(Extracted records)
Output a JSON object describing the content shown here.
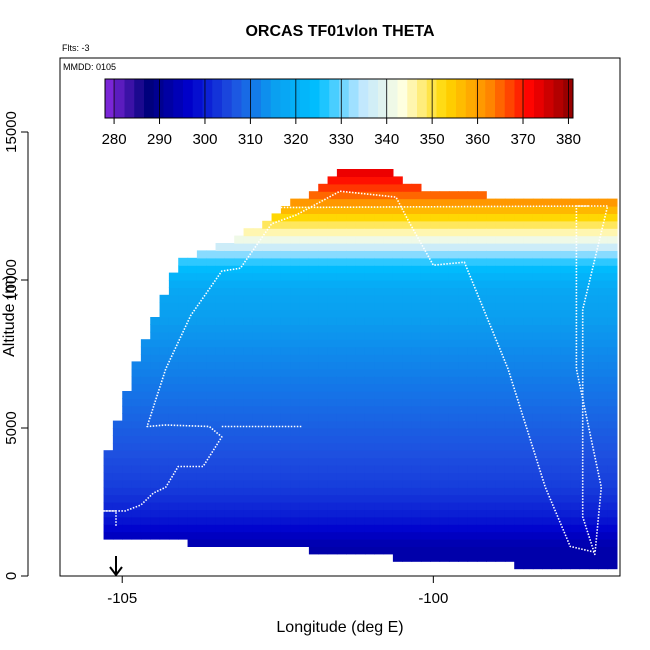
{
  "chart_data": {
    "type": "heatmap",
    "title": "ORCAS TF01vlon THETA",
    "subtitle_flights": "Flts: -3",
    "subtitle_date": "MMDD: 0105",
    "xlabel": "Longitude (deg E)",
    "ylabel": "Altitude (m)",
    "xlim": [
      -106.0,
      -97.0
    ],
    "ylim": [
      0,
      17500
    ],
    "x_ticks": [
      -105,
      -100
    ],
    "x_tick_labels": [
      "-105",
      "-100"
    ],
    "y_ticks": [
      0,
      5000,
      10000,
      15000
    ],
    "y_tick_labels": [
      "0",
      "5000",
      "10000",
      "15000"
    ],
    "grid": false,
    "colorbar": {
      "placement": "top",
      "min": 278,
      "max": 381,
      "ticks": [
        280,
        290,
        300,
        310,
        320,
        330,
        340,
        350,
        360,
        370,
        380
      ],
      "tick_labels": [
        "280",
        "290",
        "300",
        "310",
        "320",
        "330",
        "340",
        "350",
        "360",
        "370",
        "380"
      ],
      "colors": [
        "#8a2be2",
        "#00007a",
        "#0000cd",
        "#1e50e0",
        "#0aa0f0",
        "#00bfff",
        "#bde6ff",
        "#ffffe0",
        "#ffd700",
        "#ff8c00",
        "#ff0000",
        "#8b0000"
      ]
    },
    "field": {
      "x_step": 0.15,
      "z_step": 250,
      "theta_profile": [
        [
          0,
          294
        ],
        [
          1000,
          294
        ],
        [
          2000,
          301
        ],
        [
          3000,
          305
        ],
        [
          4000,
          307
        ],
        [
          5000,
          309
        ],
        [
          6000,
          311
        ],
        [
          7500,
          314
        ],
        [
          8500,
          316
        ],
        [
          9500,
          318
        ],
        [
          10000,
          321
        ],
        [
          10500,
          326
        ],
        [
          11000,
          335
        ],
        [
          11500,
          345
        ],
        [
          12000,
          352
        ],
        [
          12500,
          360
        ],
        [
          13000,
          368
        ],
        [
          13800,
          376
        ]
      ],
      "top_boundary": [
        [
          -105.3,
          3500
        ],
        [
          -105.05,
          5200
        ],
        [
          -104.8,
          7000
        ],
        [
          -104.55,
          8200
        ],
        [
          -104.3,
          9600
        ],
        [
          -104.0,
          10600
        ],
        [
          -103.2,
          11300
        ],
        [
          -102.8,
          11700
        ],
        [
          -102.6,
          12000
        ],
        [
          -102.3,
          12500
        ],
        [
          -102.0,
          12800
        ],
        [
          -101.7,
          13100
        ],
        [
          -101.6,
          13500
        ],
        [
          -101.2,
          13700
        ],
        [
          -100.7,
          13600
        ],
        [
          -100.4,
          13200
        ],
        [
          -100.2,
          12900
        ],
        [
          -98.0,
          12600
        ],
        [
          -97.1,
          12600
        ]
      ],
      "bottom_boundary": [
        [
          -105.3,
          1500
        ],
        [
          -104.3,
          1300
        ],
        [
          -102.0,
          1000
        ],
        [
          -100.3,
          700
        ],
        [
          -99.0,
          550
        ],
        [
          -98.5,
          450
        ],
        [
          -97.5,
          250
        ],
        [
          -97.1,
          250
        ]
      ]
    },
    "flight_track": [
      [
        -105.1,
        1700
      ],
      [
        -105.1,
        2200
      ],
      [
        -105.3,
        2200
      ],
      [
        -104.95,
        2200
      ],
      [
        -104.7,
        2400
      ],
      [
        -104.5,
        2800
      ],
      [
        -104.3,
        3000
      ],
      [
        -104.1,
        3700
      ],
      [
        -103.7,
        3700
      ],
      [
        -103.4,
        4700
      ],
      [
        -103.6,
        5050
      ],
      [
        -104.3,
        5100
      ],
      [
        -104.6,
        5050
      ],
      [
        -104.3,
        7000
      ],
      [
        -103.9,
        8800
      ],
      [
        -103.4,
        10300
      ],
      [
        -103.1,
        10400
      ],
      [
        -102.6,
        11900
      ],
      [
        -102.2,
        12200
      ],
      [
        -101.5,
        13000
      ],
      [
        -100.6,
        12800
      ],
      [
        -100.4,
        12000
      ],
      [
        -100.0,
        10500
      ],
      [
        -99.5,
        10600
      ],
      [
        -98.8,
        7000
      ],
      [
        -98.2,
        3000
      ],
      [
        -97.8,
        1000
      ],
      [
        -97.4,
        800
      ],
      [
        -97.3,
        3000
      ],
      [
        -97.7,
        7000
      ],
      [
        -97.7,
        12500
      ],
      [
        -97.2,
        12500
      ],
      [
        -97.6,
        9000
      ],
      [
        -97.6,
        5000
      ],
      [
        -97.6,
        2000
      ],
      [
        -97.4,
        700
      ]
    ],
    "side_track": [
      [
        -103.4,
        5050
      ],
      [
        -102.1,
        5050
      ]
    ],
    "upper_track": [
      [
        -102.5,
        12450
      ],
      [
        -97.5,
        12500
      ]
    ],
    "marker_longitude": -105.1
  }
}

- _Your goal_:
Make an exact copy of every entry above, minus the images.

- _Written answer_:
Output a JSON object describing the content shown here.
{
  "chart_data": {
    "type": "heatmap",
    "title": "ORCAS TF01vlon THETA",
    "subtitle_flights": "Flts: -3",
    "subtitle_date": "MMDD: 0105",
    "xlabel": "Longitude (deg E)",
    "ylabel": "Altitude (m)",
    "xlim": [
      -106.0,
      -97.0
    ],
    "ylim": [
      0,
      17500
    ],
    "x_ticks": [
      -105,
      -100
    ],
    "x_tick_labels": [
      "-105",
      "-100"
    ],
    "y_ticks": [
      0,
      5000,
      10000,
      15000
    ],
    "y_tick_labels": [
      "0",
      "5000",
      "10000",
      "15000"
    ],
    "grid": false,
    "colorbar": {
      "placement": "top",
      "min": 278,
      "max": 381,
      "ticks": [
        280,
        290,
        300,
        310,
        320,
        330,
        340,
        350,
        360,
        370,
        380
      ],
      "tick_labels": [
        "280",
        "290",
        "300",
        "310",
        "320",
        "330",
        "340",
        "350",
        "360",
        "370",
        "380"
      ],
      "colors": [
        "#8a2be2",
        "#00007a",
        "#0000cd",
        "#1e50e0",
        "#0aa0f0",
        "#00bfff",
        "#bde6ff",
        "#ffffe0",
        "#ffd700",
        "#ff8c00",
        "#ff0000",
        "#8b0000"
      ]
    },
    "field": {
      "x_step": 0.15,
      "z_step": 250,
      "theta_profile": [
        [
          0,
          294
        ],
        [
          1000,
          294
        ],
        [
          2000,
          301
        ],
        [
          3000,
          305
        ],
        [
          4000,
          307
        ],
        [
          5000,
          309
        ],
        [
          6000,
          311
        ],
        [
          7500,
          314
        ],
        [
          8500,
          316
        ],
        [
          9500,
          318
        ],
        [
          10000,
          321
        ],
        [
          10500,
          326
        ],
        [
          11000,
          335
        ],
        [
          11500,
          345
        ],
        [
          12000,
          352
        ],
        [
          12500,
          360
        ],
        [
          13000,
          368
        ],
        [
          13800,
          376
        ]
      ],
      "top_boundary": [
        [
          -105.3,
          3500
        ],
        [
          -105.05,
          5200
        ],
        [
          -104.8,
          7000
        ],
        [
          -104.55,
          8200
        ],
        [
          -104.3,
          9600
        ],
        [
          -104.0,
          10600
        ],
        [
          -103.2,
          11300
        ],
        [
          -102.8,
          11700
        ],
        [
          -102.6,
          12000
        ],
        [
          -102.3,
          12500
        ],
        [
          -102.0,
          12800
        ],
        [
          -101.7,
          13100
        ],
        [
          -101.6,
          13500
        ],
        [
          -101.2,
          13700
        ],
        [
          -100.7,
          13600
        ],
        [
          -100.4,
          13200
        ],
        [
          -100.2,
          12900
        ],
        [
          -98.0,
          12600
        ],
        [
          -97.1,
          12600
        ]
      ],
      "bottom_boundary": [
        [
          -105.3,
          1500
        ],
        [
          -104.3,
          1300
        ],
        [
          -102.0,
          1000
        ],
        [
          -100.3,
          700
        ],
        [
          -99.0,
          550
        ],
        [
          -98.5,
          450
        ],
        [
          -97.5,
          250
        ],
        [
          -97.1,
          250
        ]
      ]
    },
    "flight_track": [
      [
        -105.1,
        1700
      ],
      [
        -105.1,
        2200
      ],
      [
        -105.3,
        2200
      ],
      [
        -104.95,
        2200
      ],
      [
        -104.7,
        2400
      ],
      [
        -104.5,
        2800
      ],
      [
        -104.3,
        3000
      ],
      [
        -104.1,
        3700
      ],
      [
        -103.7,
        3700
      ],
      [
        -103.4,
        4700
      ],
      [
        -103.6,
        5050
      ],
      [
        -104.3,
        5100
      ],
      [
        -104.6,
        5050
      ],
      [
        -104.3,
        7000
      ],
      [
        -103.9,
        8800
      ],
      [
        -103.4,
        10300
      ],
      [
        -103.1,
        10400
      ],
      [
        -102.6,
        11900
      ],
      [
        -102.2,
        12200
      ],
      [
        -101.5,
        13000
      ],
      [
        -100.6,
        12800
      ],
      [
        -100.4,
        12000
      ],
      [
        -100.0,
        10500
      ],
      [
        -99.5,
        10600
      ],
      [
        -98.8,
        7000
      ],
      [
        -98.2,
        3000
      ],
      [
        -97.8,
        1000
      ],
      [
        -97.4,
        800
      ],
      [
        -97.3,
        3000
      ],
      [
        -97.7,
        7000
      ],
      [
        -97.7,
        12500
      ],
      [
        -97.2,
        12500
      ],
      [
        -97.6,
        9000
      ],
      [
        -97.6,
        5000
      ],
      [
        -97.6,
        2000
      ],
      [
        -97.4,
        700
      ]
    ],
    "side_track": [
      [
        -103.4,
        5050
      ],
      [
        -102.1,
        5050
      ]
    ],
    "upper_track": [
      [
        -102.5,
        12450
      ],
      [
        -97.5,
        12500
      ]
    ],
    "marker_longitude": -105.1
  }
}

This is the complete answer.